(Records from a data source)

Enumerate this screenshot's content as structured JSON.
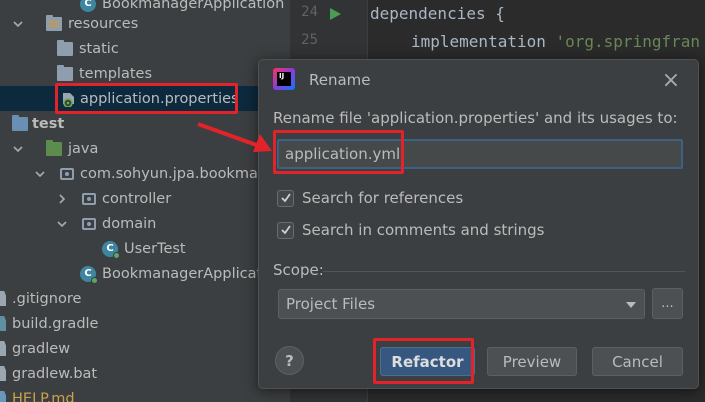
{
  "tree": {
    "rows": [
      {
        "label": "BookmanagerApplication"
      },
      {
        "label": "resources"
      },
      {
        "label": "static"
      },
      {
        "label": "templates"
      },
      {
        "label": "application.properties"
      },
      {
        "label": "test"
      },
      {
        "label": "java"
      },
      {
        "label": "com.sohyun.jpa.bookmana"
      },
      {
        "label": "controller"
      },
      {
        "label": "domain"
      },
      {
        "label": "UserTest"
      },
      {
        "label": "BookmanagerApplicatio"
      },
      {
        "label": ".gitignore"
      },
      {
        "label": "build.gradle"
      },
      {
        "label": "gradlew"
      },
      {
        "label": "gradlew.bat"
      },
      {
        "label": "HELP.md"
      }
    ]
  },
  "editor": {
    "line_numbers": [
      "24",
      "25"
    ],
    "line24": "dependencies {",
    "line25_keyword": "implementation",
    "line25_string": "'org.springfran"
  },
  "dialog": {
    "title": "Rename",
    "prompt": "Rename file 'application.properties' and its usages to:",
    "new_name": "application.yml",
    "search_references": {
      "label": "Search for references",
      "checked": true
    },
    "search_comments": {
      "label": "Search in comments and strings",
      "checked": true
    },
    "scope_label": "Scope:",
    "scope_value": "Project Files",
    "ellipsis": "...",
    "help": "?",
    "buttons": {
      "refactor": "Refactor",
      "preview": "Preview",
      "cancel": "Cancel"
    }
  },
  "colors": {
    "highlight": "#e2232a",
    "primary_button": "#365880",
    "dialog_bg": "#3c3f41",
    "editor_bg": "#2b2b2b"
  }
}
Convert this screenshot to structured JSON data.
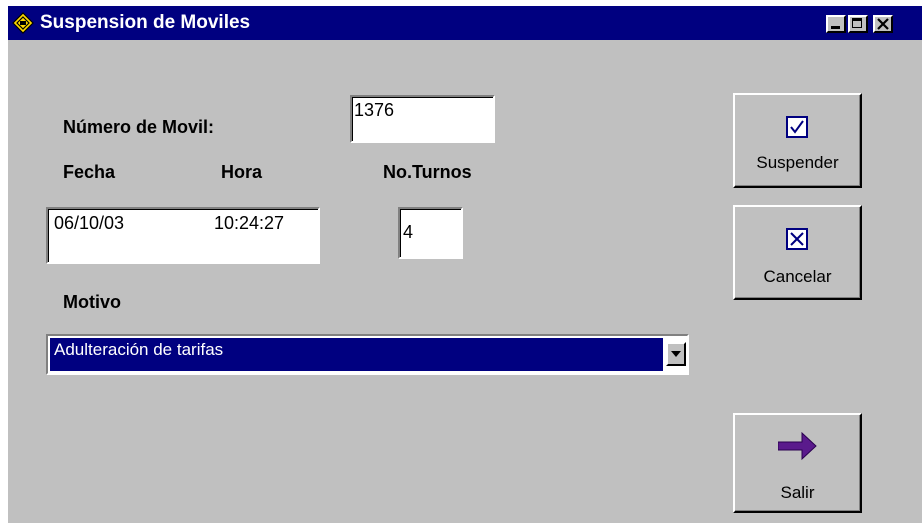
{
  "window": {
    "title": "Suspension de Moviles",
    "title_icon": "app-diamond-icon",
    "controls": [
      "minimize-icon",
      "maximize-icon",
      "close-icon"
    ]
  },
  "form": {
    "movil_label": "Número de Movil:",
    "movil_value": "1376",
    "fecha_label": "Fecha",
    "hora_label": "Hora",
    "turnos_label": "No.Turnos",
    "fecha_value": "06/10/03",
    "hora_value": "10:24:27",
    "turnos_value": "4",
    "motivo_label": "Motivo",
    "motivo_selected": "Adulteración de tarifas"
  },
  "buttons": {
    "suspender": {
      "label": "Suspender",
      "icon": "checkbox-check-icon"
    },
    "cancelar": {
      "label": "Cancelar",
      "icon": "checkbox-x-icon"
    },
    "salir": {
      "label": "Salir",
      "icon": "arrow-right-icon"
    }
  },
  "colors": {
    "titlebar": "#000080",
    "face": "#c0c0c0",
    "arrow": "#5a1a8c"
  }
}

**What to work on**
Tally up the lines of the listing containing the word "screenshot". Give only the total.

**Full solution**
2